Select every line containing the word "μόλις" from the material, and copy those lines.

-- BEGIN Information supplied --

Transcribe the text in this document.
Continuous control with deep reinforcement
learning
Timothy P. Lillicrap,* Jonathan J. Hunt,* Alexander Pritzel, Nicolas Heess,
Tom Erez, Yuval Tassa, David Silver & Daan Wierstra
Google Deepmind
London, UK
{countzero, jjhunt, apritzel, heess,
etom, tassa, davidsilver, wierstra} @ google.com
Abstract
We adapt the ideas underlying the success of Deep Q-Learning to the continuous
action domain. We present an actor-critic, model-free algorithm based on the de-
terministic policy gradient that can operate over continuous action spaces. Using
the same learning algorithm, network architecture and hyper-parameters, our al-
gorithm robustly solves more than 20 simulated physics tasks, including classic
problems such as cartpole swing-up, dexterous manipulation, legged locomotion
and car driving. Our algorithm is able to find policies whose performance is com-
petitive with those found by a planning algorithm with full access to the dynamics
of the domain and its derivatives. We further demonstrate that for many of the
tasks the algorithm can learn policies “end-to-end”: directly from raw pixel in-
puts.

-- END Information supplied --
-- BEGIN Information supplied --

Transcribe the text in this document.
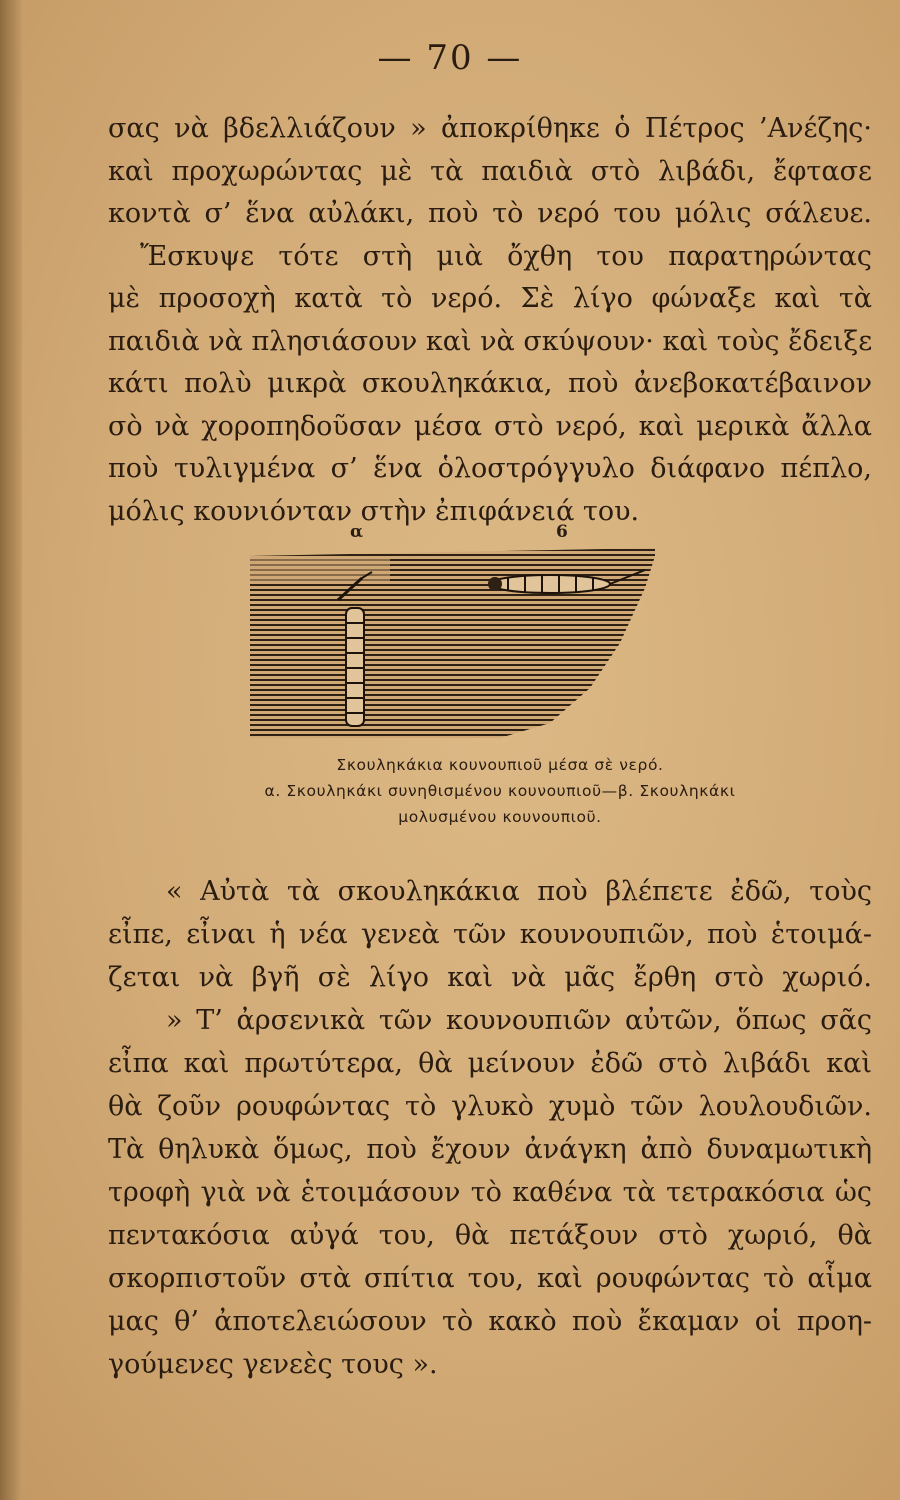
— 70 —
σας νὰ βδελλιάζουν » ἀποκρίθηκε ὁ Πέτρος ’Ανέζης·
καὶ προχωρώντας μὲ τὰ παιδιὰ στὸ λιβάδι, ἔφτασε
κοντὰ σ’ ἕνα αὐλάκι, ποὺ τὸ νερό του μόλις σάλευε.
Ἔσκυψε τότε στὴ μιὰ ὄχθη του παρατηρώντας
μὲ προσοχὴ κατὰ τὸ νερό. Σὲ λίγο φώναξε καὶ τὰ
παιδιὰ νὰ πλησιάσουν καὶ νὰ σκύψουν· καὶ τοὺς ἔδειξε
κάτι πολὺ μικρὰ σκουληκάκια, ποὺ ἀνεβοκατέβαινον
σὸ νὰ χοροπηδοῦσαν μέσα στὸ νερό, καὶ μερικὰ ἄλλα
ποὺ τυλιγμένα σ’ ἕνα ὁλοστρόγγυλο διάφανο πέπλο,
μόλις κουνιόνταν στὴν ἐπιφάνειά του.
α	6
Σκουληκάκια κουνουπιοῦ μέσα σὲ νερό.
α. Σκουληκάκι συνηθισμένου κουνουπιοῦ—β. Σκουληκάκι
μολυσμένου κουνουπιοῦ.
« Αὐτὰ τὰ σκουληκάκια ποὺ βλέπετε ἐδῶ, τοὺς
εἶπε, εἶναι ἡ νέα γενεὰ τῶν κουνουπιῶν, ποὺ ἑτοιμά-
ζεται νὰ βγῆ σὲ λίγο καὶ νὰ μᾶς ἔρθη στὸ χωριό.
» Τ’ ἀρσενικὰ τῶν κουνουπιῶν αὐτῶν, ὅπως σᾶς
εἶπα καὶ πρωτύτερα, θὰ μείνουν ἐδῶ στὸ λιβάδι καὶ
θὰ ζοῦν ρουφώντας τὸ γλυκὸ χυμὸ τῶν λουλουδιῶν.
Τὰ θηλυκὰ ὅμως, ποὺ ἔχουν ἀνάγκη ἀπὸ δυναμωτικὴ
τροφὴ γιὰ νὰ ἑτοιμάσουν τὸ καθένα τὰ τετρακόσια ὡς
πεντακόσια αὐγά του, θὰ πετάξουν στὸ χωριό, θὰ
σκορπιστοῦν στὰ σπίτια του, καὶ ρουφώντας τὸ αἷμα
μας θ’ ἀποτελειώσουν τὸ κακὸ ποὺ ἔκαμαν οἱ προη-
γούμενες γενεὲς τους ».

-- END Information supplied --
-- BEGIN Information supplied --

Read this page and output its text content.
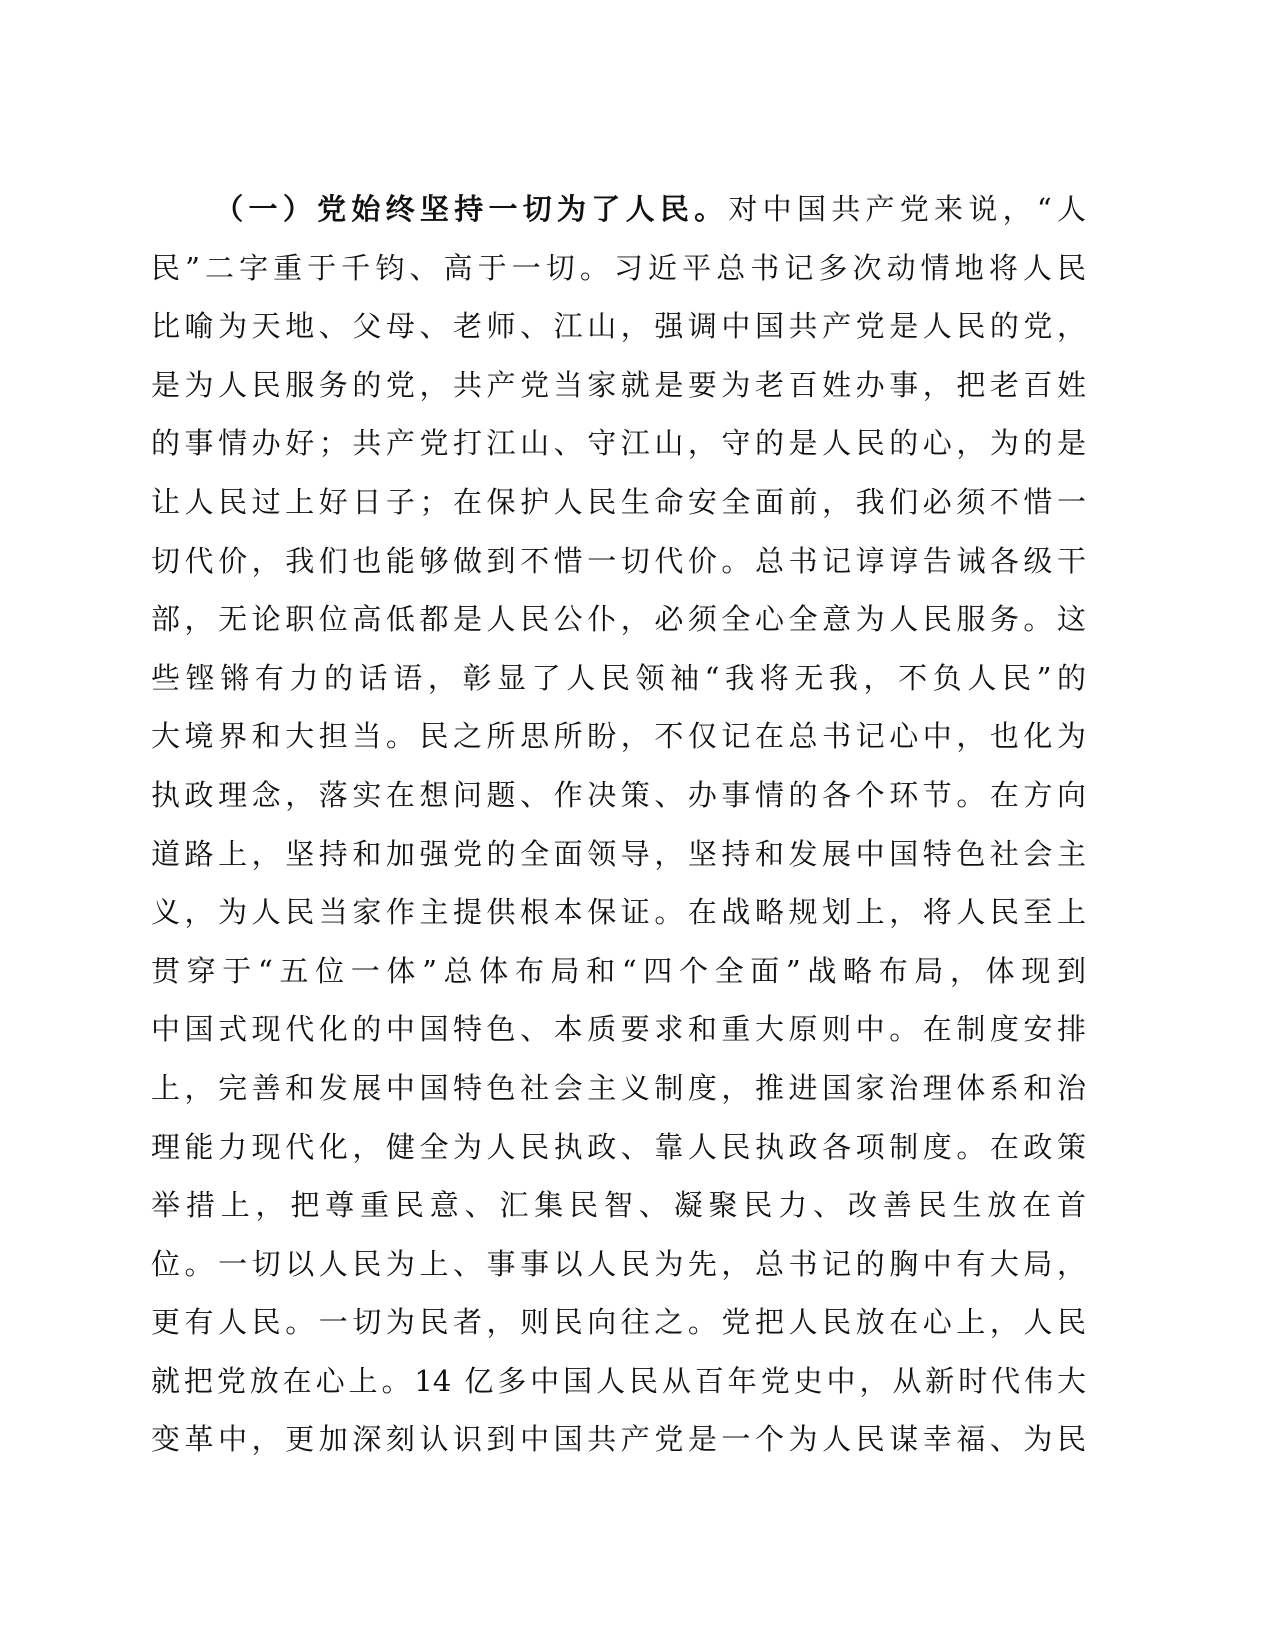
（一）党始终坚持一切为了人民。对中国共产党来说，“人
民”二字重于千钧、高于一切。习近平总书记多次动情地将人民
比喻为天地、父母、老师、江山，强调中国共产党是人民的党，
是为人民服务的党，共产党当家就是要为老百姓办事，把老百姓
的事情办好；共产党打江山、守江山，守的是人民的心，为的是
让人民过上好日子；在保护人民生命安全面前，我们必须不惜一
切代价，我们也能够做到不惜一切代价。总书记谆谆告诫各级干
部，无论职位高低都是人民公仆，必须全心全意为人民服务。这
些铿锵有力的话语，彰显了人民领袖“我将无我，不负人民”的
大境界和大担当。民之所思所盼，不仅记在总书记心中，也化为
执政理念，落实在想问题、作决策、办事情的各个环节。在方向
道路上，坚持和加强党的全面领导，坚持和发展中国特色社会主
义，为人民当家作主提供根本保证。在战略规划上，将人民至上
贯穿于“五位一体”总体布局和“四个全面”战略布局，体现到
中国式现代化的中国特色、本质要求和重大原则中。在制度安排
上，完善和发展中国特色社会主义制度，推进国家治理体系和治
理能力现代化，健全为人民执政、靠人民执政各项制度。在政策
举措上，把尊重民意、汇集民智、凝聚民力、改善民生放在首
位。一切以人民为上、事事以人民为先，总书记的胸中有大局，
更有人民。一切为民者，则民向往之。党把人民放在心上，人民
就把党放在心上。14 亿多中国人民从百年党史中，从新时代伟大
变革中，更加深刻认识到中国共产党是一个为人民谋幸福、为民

-- END Information supplied --

*Final result:*
κοντὰ σ’ ἕνα αὐλάκι, ποὺ τὸ νερό του μόλις σάλευε.
μόλις κουνιόνταν στὴν ἐπιφάνειά του.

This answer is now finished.